** Start **

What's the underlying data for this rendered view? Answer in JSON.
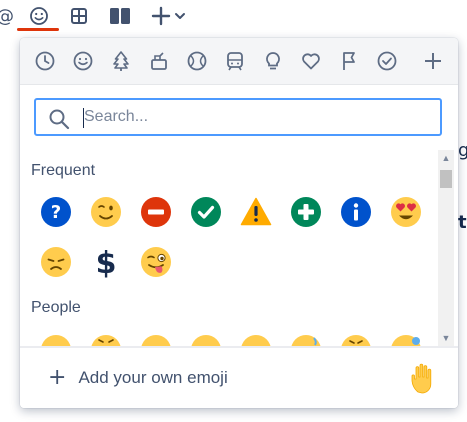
{
  "toolbar": {
    "mention_symbol": "@",
    "insert_symbol": "+",
    "icons": [
      "mention-icon",
      "emoji-icon",
      "table-icon",
      "layout-columns-icon",
      "insert-plus-icon",
      "chevron-down-icon"
    ],
    "active_underline_color": "#de350b"
  },
  "background_fragments": {
    "right_g": "g",
    "right_t": "t"
  },
  "emoji_picker": {
    "categories": [
      "recent-clock-icon",
      "people-smiley-icon",
      "nature-tree-icon",
      "food-icon",
      "activity-ball-icon",
      "travel-train-icon",
      "objects-bulb-icon",
      "symbols-heart-icon",
      "flags-icon",
      "productivity-check-icon",
      "add-category-plus-icon"
    ],
    "search": {
      "placeholder": "Search...",
      "value": ""
    },
    "sections": [
      {
        "title": "Frequent",
        "emoji_icons": [
          "question-circle-icon",
          "winking-face-icon",
          "minus-circle-icon",
          "check-circle-icon",
          "warning-triangle-icon",
          "plus-circle-icon",
          "info-circle-icon",
          "heart-eyes-face-icon",
          "disappointed-face-icon",
          "dollar-sign-icon",
          "tongue-wink-face-icon"
        ]
      },
      {
        "title": "People"
      }
    ],
    "footer": {
      "add_label": "Add your own emoji",
      "tone_icon": "raised-hand-icon"
    }
  },
  "colors": {
    "accent": "#4c9aff",
    "blue": "#0052cc",
    "green": "#00875a",
    "red": "#de350b",
    "yellow": "#ffab00",
    "face": "#ffcc4d"
  }
}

** End **

Job:
Where does the word "heart" appear in the listing? List each line that holds it.

Written answer:
      "symbols-heart-icon",
          "heart-eyes-face-icon",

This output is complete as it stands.